AIM — Reproduce the entire post on modifying RePEc's institutional rankings word for word.

Call for comments: modifications in the rankings of institutions

October 19, 2008

One feature of RePEc is its ability to rank researchers and the institutions they are affiliated with. Researchers create a list of affiliations when they register in the RePEc Author Service. However, this system was devised before rankings started to be computed, and some unforeseen consequences have emerged for authors with multiple affiliations. As there is no way to determine which affiliation is the main one, or what percentage economists would allocate to each, we are forced to treat each affiliation equally for ranking purposes. This leads in several cases institutional rankings to be “hijacked” by organizations that offer secondary affiliations. See, for example, the overall ranking of institutions. Another consequence can be found in the regional ranking, where individuals with a main affiliation from outside may take the place from legitimate insiders. Prime examples are Massachusetts, the United Kingdom and Germany.

What are the solutions? The obvious one is to modify the RePEc Author Service scripts to allow the declaration of a main affiliation or of affiliation shares. We have pondered that for some time now but find it very difficult to implement, especially as the main resource person for this project is not with us anymore. Thus we need to find some way to proxy the affiliations shares. I want to propose here one way to do this, open it for discussion, with the goal of having a formula in place for the January 2009 rankings.

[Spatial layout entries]
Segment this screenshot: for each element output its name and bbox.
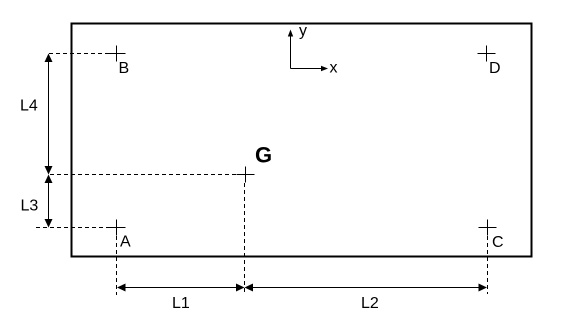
dimension L1 line bbox=[117, 284, 245, 292]
svg-text:C: C bbox=[492, 234, 504, 251]
svg-text:G: G bbox=[255, 143, 272, 168]
svg-text:A: A bbox=[120, 234, 131, 251]
dashed drop line below G bbox=[244, 183, 246, 295]
point B cross bbox=[108, 46, 126, 62]
dimension L3 line bbox=[45, 175, 53, 228]
svg-text:L1: L1 bbox=[172, 295, 190, 312]
dashed extension line at level B bbox=[49, 53, 111, 55]
dimension L2 line bbox=[245, 284, 488, 292]
svg-text:L2: L2 bbox=[361, 295, 379, 312]
svg-text:B: B bbox=[119, 60, 130, 77]
point A cross bbox=[108, 220, 126, 236]
svg-text:L4: L4 bbox=[20, 98, 38, 115]
svg-text:D: D bbox=[489, 60, 501, 77]
axis y bbox=[288, 30, 293, 69]
svg-text:L3: L3 bbox=[21, 198, 39, 215]
point G cross (center of gravity) bbox=[237, 167, 255, 183]
point D cross bbox=[478, 46, 496, 62]
dimension L4 line bbox=[45, 54, 53, 175]
axis x bbox=[291, 66, 329, 71]
dashed extension line at level G bbox=[50, 174, 240, 176]
rectangular plate outline bbox=[72, 24, 532, 257]
svg-text:y: y bbox=[299, 23, 307, 40]
dashed drop line below C bbox=[487, 236, 489, 294]
dashed drop line below A bbox=[116, 236, 118, 295]
point C cross bbox=[479, 220, 497, 236]
svg-text:x: x bbox=[330, 60, 338, 77]
dashed extension line at level A bbox=[36, 227, 111, 229]
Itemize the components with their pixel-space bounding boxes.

ANSWER TO THE PROBLEM —
Call for comments: modifications in the rankings of institutions

October 19, 2008

One feature of RePEc is its ability to rank researchers and the institutions they are affiliated with. Researchers create a list of affiliations when they register in the RePEc Author Service. However, this system was devised before rankings started to be computed, and some unforeseen consequences have emerged for authors with multiple affiliations. As there is no way to determine which affiliation is the main one, or what percentage economists would allocate to each, we are forced to treat each affiliation equally for ranking purposes. This leads in several cases institutional rankings to be “hijacked” by organizations that offer secondary affiliations. See, for example, the overall ranking of institutions. Another consequence can be found in the regional ranking, where individuals with a main affiliation from outside may take the place from legitimate insiders. Prime examples are Massachusetts, the United Kingdom and Germany.

What are the solutions? The obvious one is to modify the RePEc Author Service scripts to allow the declaration of a main affiliation or of affiliation shares. We have pondered that for some time now but find it very difficult to implement, especially as the main resource person for this project is not with us anymore. Thus we need to find some way to proxy the affiliations shares. I want to propose here one way to do this, open it for discussion, with the goal of having a formula in place for the January 2009 rankings.